--- Start ---

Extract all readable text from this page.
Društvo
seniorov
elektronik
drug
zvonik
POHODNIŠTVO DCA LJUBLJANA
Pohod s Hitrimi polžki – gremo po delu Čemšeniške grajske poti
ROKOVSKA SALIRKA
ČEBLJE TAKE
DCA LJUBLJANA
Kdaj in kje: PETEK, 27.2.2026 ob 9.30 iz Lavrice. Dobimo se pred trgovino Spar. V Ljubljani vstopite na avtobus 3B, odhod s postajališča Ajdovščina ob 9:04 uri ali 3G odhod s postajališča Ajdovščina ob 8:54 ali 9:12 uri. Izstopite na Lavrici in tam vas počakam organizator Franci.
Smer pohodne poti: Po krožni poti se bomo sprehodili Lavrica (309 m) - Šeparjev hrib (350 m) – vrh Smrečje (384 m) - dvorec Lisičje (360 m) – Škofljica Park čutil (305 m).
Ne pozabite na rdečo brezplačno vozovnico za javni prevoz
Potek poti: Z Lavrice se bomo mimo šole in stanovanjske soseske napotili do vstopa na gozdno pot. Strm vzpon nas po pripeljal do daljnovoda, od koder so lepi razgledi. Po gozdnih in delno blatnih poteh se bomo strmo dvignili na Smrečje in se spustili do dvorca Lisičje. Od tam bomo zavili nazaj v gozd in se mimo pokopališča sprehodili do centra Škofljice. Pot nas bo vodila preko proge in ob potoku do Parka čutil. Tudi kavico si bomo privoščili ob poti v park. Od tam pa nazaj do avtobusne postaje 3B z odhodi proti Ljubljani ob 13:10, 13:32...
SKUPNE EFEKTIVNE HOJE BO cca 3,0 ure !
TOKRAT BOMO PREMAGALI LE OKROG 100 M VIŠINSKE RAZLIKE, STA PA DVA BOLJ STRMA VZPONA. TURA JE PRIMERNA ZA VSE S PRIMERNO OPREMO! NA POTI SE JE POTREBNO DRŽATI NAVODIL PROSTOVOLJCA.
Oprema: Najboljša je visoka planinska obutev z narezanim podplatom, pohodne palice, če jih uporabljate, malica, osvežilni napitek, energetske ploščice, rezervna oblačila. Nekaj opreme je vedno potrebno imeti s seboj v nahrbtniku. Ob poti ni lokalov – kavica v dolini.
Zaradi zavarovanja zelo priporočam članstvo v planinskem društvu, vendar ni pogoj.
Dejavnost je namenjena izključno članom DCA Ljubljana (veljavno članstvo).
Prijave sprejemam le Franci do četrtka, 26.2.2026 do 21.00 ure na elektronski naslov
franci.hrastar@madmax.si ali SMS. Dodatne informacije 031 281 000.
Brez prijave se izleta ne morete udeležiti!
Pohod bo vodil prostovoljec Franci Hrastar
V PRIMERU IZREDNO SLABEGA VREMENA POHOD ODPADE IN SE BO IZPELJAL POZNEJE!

--- End ---

■ Exercise directions
From the entries above, extract every line where the word "članstvo" appears.

■ Response to this exercise
Zaradi zavarovanja zelo priporočam članstvo v planinskem društvu, vendar ni pogoj.
Dejavnost je namenjena izključno članom DCA Ljubljana (veljavno članstvo).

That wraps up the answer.